## [What is asked]
Transcribe the listing below word for word.

## [Input records]
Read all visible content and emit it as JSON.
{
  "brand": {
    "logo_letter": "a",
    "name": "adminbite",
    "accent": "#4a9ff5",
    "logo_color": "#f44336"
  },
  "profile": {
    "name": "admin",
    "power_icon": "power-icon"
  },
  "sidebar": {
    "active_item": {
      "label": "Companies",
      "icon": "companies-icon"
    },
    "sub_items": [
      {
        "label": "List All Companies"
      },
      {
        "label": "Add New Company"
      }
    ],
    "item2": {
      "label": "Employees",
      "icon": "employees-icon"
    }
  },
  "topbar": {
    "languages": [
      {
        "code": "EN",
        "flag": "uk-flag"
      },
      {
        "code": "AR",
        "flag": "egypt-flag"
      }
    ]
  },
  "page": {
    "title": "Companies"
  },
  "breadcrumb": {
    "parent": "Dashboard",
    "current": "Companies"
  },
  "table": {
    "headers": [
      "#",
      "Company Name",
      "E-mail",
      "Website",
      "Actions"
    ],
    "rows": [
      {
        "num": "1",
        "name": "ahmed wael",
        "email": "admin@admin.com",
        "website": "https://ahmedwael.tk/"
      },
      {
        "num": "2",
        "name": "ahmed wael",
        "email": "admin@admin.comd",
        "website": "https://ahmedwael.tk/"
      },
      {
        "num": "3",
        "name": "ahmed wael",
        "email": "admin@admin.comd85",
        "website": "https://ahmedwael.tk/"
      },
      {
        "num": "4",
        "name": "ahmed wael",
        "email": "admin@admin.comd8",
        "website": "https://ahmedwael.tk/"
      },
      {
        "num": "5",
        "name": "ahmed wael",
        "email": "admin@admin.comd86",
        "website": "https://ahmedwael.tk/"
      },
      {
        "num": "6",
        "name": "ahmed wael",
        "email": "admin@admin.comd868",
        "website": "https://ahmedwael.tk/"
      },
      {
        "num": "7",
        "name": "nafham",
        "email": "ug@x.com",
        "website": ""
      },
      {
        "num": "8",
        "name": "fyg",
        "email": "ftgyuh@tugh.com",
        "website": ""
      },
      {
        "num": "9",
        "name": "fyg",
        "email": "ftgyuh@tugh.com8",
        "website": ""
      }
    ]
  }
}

## [Complete answer]
Read all visible content and emit it as JSON.
{
  "brand": {
    "logo_letter": "a",
    "name": "adminbite",
    "accent": "#4a9ff5",
    "logo_color": "#f44336"
  },
  "profile": {
    "name": "admin",
    "power_icon": "power-icon"
  },
  "sidebar": {
    "active_item": {
      "label": "Companies",
      "icon": "companies-icon"
    },
    "sub_items": [
      {
        "label": "List All Companies"
      },
      {
        "label": "Add New Company"
      }
    ],
    "item2": {
      "label": "Employees",
      "icon": "employees-icon"
    }
  },
  "topbar": {
    "languages": [
      {
        "code": "EN",
        "flag": "uk-flag"
      },
      {
        "code": "AR",
        "flag": "egypt-flag"
      }
    ]
  },
  "page": {
    "title": "Companies"
  },
  "breadcrumb": {
    "parent": "Dashboard",
    "current": "Companies"
  },
  "table": {
    "headers": [
      "#",
      "Company Name",
      "E-mail",
      "Website",
      "Actions"
    ],
    "rows": [
      {
        "num": "1",
        "name": "ahmed wael",
        "email": "admin@admin.com",
        "website": "https://ahmedwael.tk/"
      },
      {
        "num": "2",
        "name": "ahmed wael",
        "email": "admin@admin.comd",
        "website": "https://ahmedwael.tk/"
      },
      {
        "num": "3",
        "name": "ahmed wael",
        "email": "admin@admin.comd85",
        "website": "https://ahmedwael.tk/"
      },
      {
        "num": "4",
        "name": "ahmed wael",
        "email": "admin@admin.comd8",
        "website": "https://ahmedwael.tk/"
      },
      {
        "num": "5",
        "name": "ahmed wael",
        "email": "admin@admin.comd86",
        "website": "https://ahmedwael.tk/"
      },
      {
        "num": "6",
        "name": "ahmed wael",
        "email": "admin@admin.comd868",
        "website": "https://ahmedwael.tk/"
      },
      {
        "num": "7",
        "name": "nafham",
        "email": "ug@x.com",
        "website": ""
      },
      {
        "num": "8",
        "name": "fyg",
        "email": "ftgyuh@tugh.com",
        "website": ""
      },
      {
        "num": "9",
        "name": "fyg",
        "email": "ftgyuh@tugh.com8",
        "website": ""
      }
    ]
  }
}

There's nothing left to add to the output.